» **Set task**: Arrange every line of the items below into a numbered list, skipping any blank lines.

» **Extracted information**:
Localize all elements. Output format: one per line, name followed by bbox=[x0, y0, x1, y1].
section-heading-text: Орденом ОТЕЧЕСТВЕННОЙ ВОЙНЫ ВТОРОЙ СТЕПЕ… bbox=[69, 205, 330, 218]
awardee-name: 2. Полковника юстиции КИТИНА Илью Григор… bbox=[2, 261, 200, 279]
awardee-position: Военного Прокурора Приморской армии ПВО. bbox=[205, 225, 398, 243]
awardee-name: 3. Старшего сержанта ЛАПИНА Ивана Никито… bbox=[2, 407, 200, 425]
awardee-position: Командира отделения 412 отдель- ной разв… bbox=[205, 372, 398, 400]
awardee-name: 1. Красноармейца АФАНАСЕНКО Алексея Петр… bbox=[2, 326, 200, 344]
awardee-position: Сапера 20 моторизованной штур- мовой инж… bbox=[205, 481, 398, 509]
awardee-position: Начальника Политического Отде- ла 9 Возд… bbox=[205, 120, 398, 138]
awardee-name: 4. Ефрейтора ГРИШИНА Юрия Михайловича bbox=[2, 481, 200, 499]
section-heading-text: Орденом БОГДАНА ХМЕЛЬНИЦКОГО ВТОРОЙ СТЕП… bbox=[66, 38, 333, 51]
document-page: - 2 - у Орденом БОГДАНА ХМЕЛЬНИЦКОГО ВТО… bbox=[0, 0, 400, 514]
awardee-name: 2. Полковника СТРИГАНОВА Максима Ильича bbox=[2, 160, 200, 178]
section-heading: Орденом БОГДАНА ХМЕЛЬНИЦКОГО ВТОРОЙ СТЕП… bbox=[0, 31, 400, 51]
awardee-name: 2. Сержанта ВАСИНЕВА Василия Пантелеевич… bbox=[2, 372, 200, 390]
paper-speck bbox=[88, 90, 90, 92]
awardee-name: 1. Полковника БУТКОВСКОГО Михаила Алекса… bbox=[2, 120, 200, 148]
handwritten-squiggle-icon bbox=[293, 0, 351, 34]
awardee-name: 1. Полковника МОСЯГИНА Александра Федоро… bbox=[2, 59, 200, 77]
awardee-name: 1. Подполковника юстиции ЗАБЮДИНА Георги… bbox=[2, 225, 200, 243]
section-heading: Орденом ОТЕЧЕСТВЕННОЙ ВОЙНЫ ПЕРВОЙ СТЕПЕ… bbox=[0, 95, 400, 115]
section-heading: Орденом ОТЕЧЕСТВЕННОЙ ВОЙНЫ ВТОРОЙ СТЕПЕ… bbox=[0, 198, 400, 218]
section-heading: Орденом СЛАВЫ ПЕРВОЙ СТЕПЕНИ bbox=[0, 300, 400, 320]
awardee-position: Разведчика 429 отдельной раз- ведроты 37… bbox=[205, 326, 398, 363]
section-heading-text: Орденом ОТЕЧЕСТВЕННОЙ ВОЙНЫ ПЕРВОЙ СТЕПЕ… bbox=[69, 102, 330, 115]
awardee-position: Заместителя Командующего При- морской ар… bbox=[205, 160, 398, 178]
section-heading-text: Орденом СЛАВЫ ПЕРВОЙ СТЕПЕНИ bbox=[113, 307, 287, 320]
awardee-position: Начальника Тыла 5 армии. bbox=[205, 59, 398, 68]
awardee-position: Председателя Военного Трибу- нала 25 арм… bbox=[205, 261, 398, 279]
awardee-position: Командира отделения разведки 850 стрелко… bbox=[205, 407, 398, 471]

» **Solution to this task**:
1. Localize all elements. Output format: one per line, name followed by bbox=[x0, y0, x1, y1].
2. section-heading-text: Орденом ОТЕЧЕСТВЕННОЙ ВОЙНЫ ВТОРОЙ СТЕПЕ… bbox=[69, 205, 330, 218]
3. awardee-name: 2. Полковника юстиции КИТИНА Илью Григор… bbox=[2, 261, 200, 279]
4. awardee-position: Военного Прокурора Приморской армии ПВО. bbox=[205, 225, 398, 243]
5. awardee-name: 3. Старшего сержанта ЛАПИНА Ивана Никито… bbox=[2, 407, 200, 425]
6. awardee-position: Командира отделения 412 отдель- ной разв… bbox=[205, 372, 398, 400]
7. awardee-name: 1. Красноармейца АФАНАСЕНКО Алексея Петр… bbox=[2, 326, 200, 344]
8. awardee-position: Сапера 20 моторизованной штур- мовой инж… bbox=[205, 481, 398, 509]
9. awardee-position: Начальника Политического Отде- ла 9 Возд… bbox=[205, 120, 398, 138]
10. awardee-name: 4. Ефрейтора ГРИШИНА Юрия Михайловича bbox=[2, 481, 200, 499]
11. section-heading-text: Орденом БОГДАНА ХМЕЛЬНИЦКОГО ВТОРОЙ СТЕП… bbox=[66, 38, 333, 51]
12. document-page: - 2 - у Орденом БОГДАНА ХМЕЛЬНИЦКОГО ВТО… bbox=[0, 0, 400, 514]
13. awardee-name: 2. Полковника СТРИГАНОВА Максима Ильича bbox=[2, 160, 200, 178]
14. section-heading: Орденом БОГДАНА ХМЕЛЬНИЦКОГО ВТОРОЙ СТЕП… bbox=[0, 31, 400, 51]
15. awardee-name: 2. Сержанта ВАСИНЕВА Василия Пантелеевич… bbox=[2, 372, 200, 390]
16. paper-speck bbox=[88, 90, 90, 92]
17. awardee-name: 1. Полковника БУТКОВСКОГО Михаила Алекса… bbox=[2, 120, 200, 148]
18. handwritten-squiggle-icon bbox=[293, 0, 351, 34]
19. awardee-name: 1. Полковника МОСЯГИНА Александра Федоро… bbox=[2, 59, 200, 77]
20. awardee-name: 1. Подполковника юстиции ЗАБЮДИНА Георги… bbox=[2, 225, 200, 243]
21. section-heading: Орденом ОТЕЧЕСТВЕННОЙ ВОЙНЫ ПЕРВОЙ СТЕПЕ… bbox=[0, 95, 400, 115]
22. section-heading: Орденом ОТЕЧЕСТВЕННОЙ ВОЙНЫ ВТОРОЙ СТЕПЕ… bbox=[0, 198, 400, 218]
23. section-heading: Орденом СЛАВЫ ПЕРВОЙ СТЕПЕНИ bbox=[0, 300, 400, 320]
24. awardee-position: Разведчика 429 отдельной раз- ведроты 37… bbox=[205, 326, 398, 363]
25. section-heading-text: Орденом ОТЕЧЕСТВЕННОЙ ВОЙНЫ ПЕРВОЙ СТЕПЕ… bbox=[69, 102, 330, 115]
26. awardee-position: Заместителя Командующего При- морской ар… bbox=[205, 160, 398, 178]
27. section-heading-text: Орденом СЛАВЫ ПЕРВОЙ СТЕПЕНИ bbox=[113, 307, 287, 320]
28. awardee-position: Начальника Тыла 5 армии. bbox=[205, 59, 398, 68]
29. awardee-position: Председателя Военного Трибу- нала 25 арм… bbox=[205, 261, 398, 279]
30. awardee-position: Командира отделения разведки 850 стрелко… bbox=[205, 407, 398, 471]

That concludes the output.